── LISTING
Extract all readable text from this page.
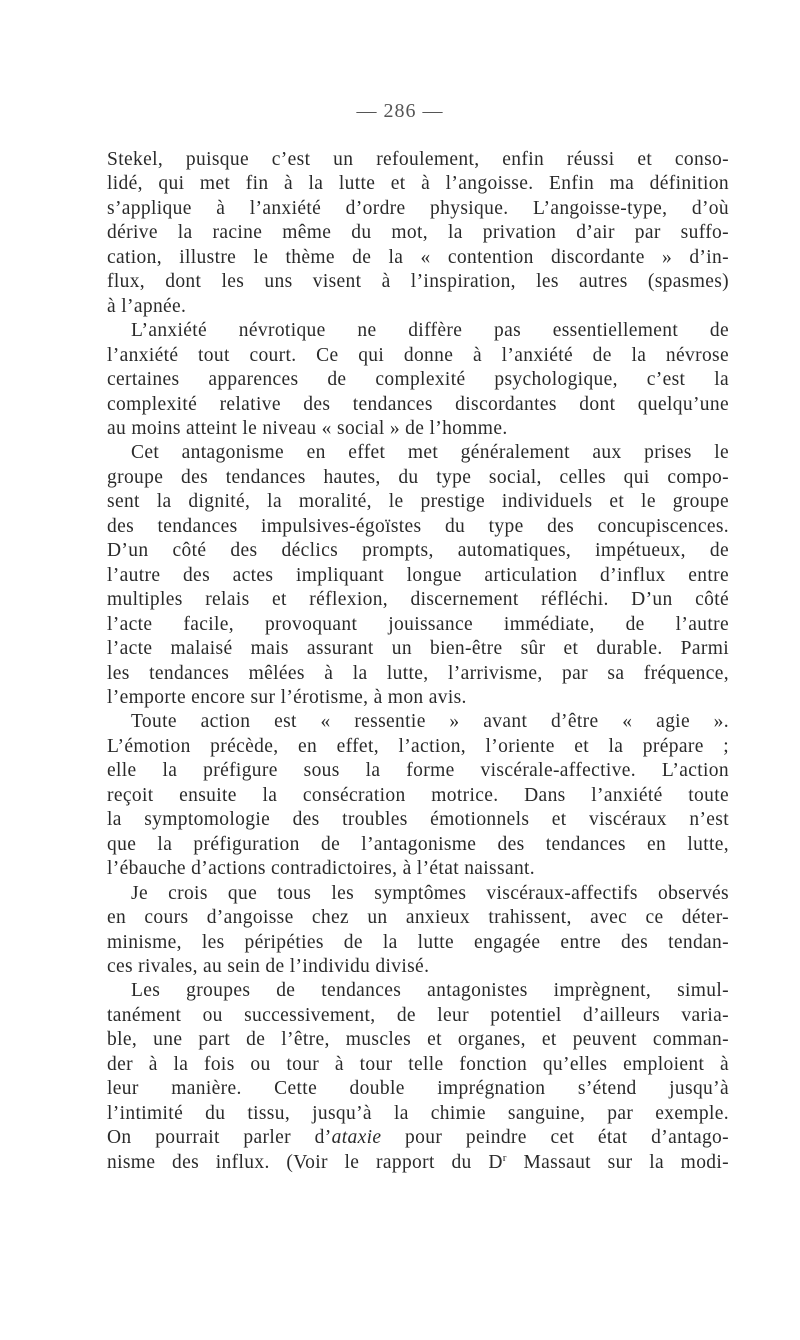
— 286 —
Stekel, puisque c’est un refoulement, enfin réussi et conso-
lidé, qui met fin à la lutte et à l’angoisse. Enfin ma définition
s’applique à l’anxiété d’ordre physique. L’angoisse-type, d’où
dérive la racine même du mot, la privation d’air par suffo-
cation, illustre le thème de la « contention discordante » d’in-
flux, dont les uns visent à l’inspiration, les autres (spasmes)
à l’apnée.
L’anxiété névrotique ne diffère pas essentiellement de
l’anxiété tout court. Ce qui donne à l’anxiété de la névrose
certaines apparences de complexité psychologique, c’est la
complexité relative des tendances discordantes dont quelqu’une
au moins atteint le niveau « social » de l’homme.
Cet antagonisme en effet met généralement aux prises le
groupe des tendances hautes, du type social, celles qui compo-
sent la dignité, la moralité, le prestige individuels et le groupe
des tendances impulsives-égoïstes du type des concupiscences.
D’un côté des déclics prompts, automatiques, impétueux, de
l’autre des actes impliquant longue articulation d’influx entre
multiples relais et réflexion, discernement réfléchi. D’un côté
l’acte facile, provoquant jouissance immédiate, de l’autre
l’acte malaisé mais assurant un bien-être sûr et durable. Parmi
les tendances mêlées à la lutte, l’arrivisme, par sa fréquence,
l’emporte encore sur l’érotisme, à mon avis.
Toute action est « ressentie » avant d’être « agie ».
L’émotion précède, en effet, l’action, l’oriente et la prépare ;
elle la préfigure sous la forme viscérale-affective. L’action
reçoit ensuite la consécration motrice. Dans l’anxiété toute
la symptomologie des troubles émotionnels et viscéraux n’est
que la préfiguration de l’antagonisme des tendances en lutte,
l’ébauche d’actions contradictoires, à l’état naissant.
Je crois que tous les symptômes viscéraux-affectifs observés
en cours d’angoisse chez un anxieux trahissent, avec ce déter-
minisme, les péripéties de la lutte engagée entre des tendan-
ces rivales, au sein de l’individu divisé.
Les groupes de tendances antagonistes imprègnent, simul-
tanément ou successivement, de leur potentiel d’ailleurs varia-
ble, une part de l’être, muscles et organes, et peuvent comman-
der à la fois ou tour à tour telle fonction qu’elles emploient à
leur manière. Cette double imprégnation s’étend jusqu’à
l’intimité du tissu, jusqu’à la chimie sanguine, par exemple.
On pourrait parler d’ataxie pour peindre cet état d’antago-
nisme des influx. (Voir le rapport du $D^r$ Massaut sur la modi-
────
→ **GIVEN REQUEST**
List every line above that contains the word "viscéraux".

→ **ANSWER BELOW**
la symptomologie des troubles émotionnels et viscéraux n’est
Je crois que tous les symptômes viscéraux-affectifs observés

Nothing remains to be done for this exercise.